-- WHAT YOU NEED TO DO --
Show only lines that include "content".

-- DATA RECORDS --
:::::

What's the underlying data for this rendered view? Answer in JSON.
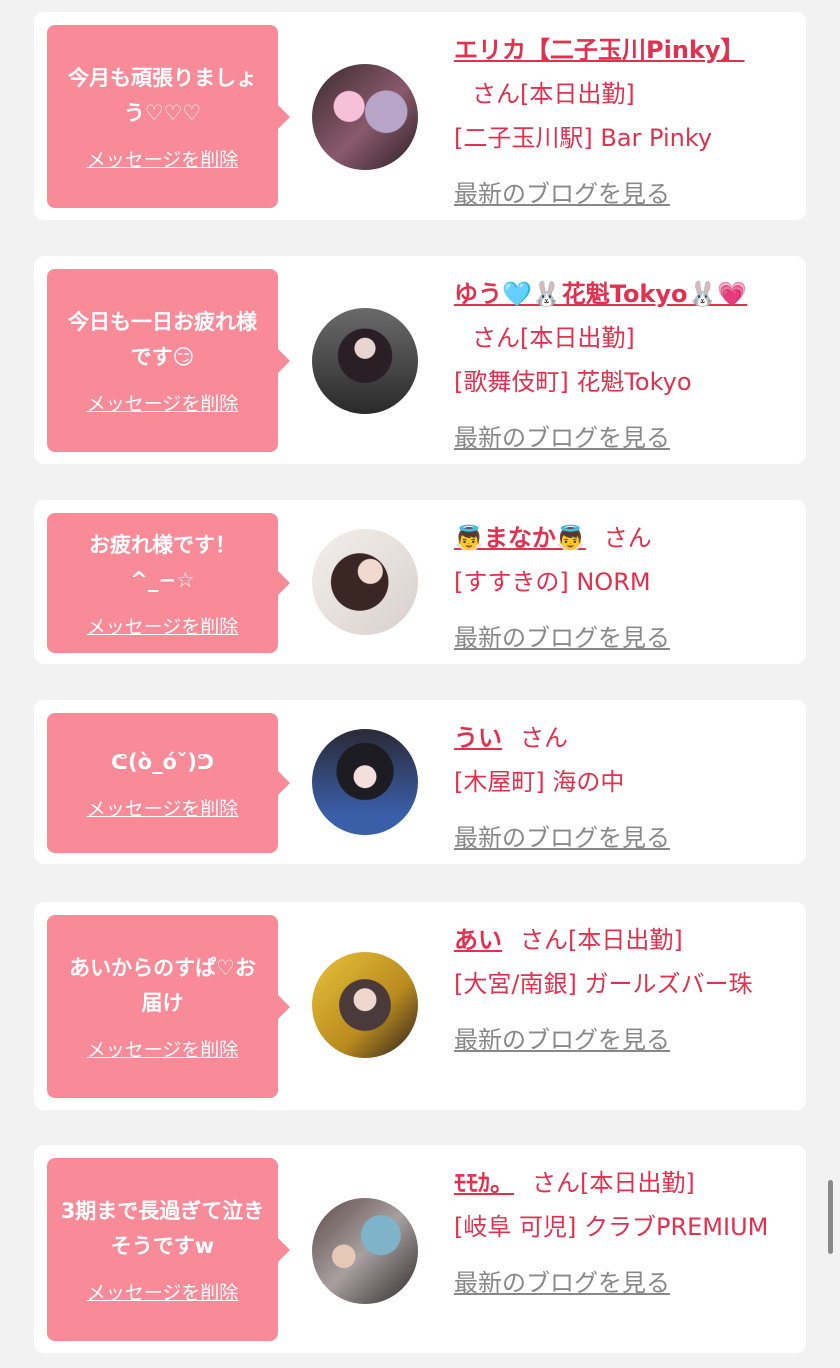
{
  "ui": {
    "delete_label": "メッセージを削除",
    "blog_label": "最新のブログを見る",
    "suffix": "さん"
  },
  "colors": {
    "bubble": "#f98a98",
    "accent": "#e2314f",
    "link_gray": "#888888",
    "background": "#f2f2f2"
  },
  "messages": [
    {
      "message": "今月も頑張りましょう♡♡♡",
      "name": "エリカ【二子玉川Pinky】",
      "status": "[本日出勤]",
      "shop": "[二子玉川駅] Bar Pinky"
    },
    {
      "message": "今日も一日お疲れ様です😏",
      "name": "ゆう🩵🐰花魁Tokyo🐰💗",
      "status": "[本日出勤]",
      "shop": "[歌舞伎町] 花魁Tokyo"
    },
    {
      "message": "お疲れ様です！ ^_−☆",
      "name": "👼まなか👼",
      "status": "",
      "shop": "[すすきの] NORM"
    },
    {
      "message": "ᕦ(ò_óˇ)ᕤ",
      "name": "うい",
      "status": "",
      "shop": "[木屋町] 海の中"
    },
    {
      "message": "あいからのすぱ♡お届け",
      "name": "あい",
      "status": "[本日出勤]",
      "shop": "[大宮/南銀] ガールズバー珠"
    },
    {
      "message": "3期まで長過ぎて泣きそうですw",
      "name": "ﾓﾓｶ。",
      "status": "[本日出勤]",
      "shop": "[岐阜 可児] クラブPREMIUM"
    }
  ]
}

:::::

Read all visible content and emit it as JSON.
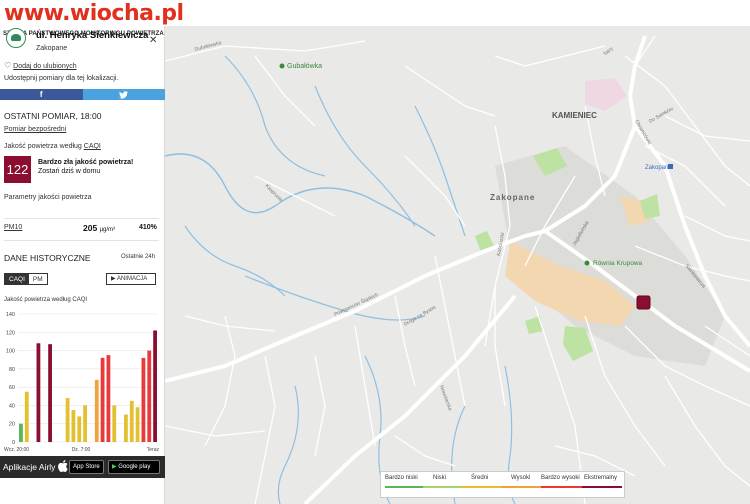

:::::

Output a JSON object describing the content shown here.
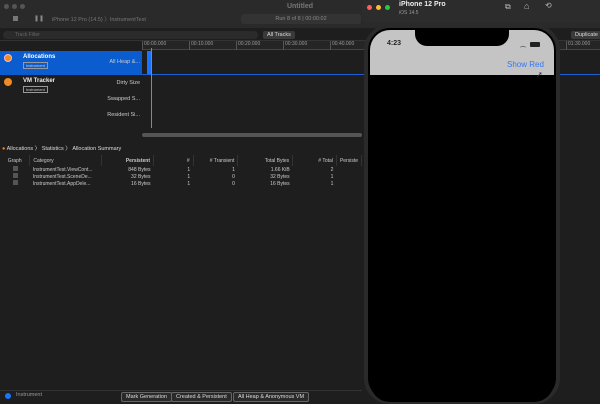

:::::

-- SOLUTION TO THIS PROBLEM --
Read all visible content and emit it as JSON.
Output a JSON object describing the content shown here.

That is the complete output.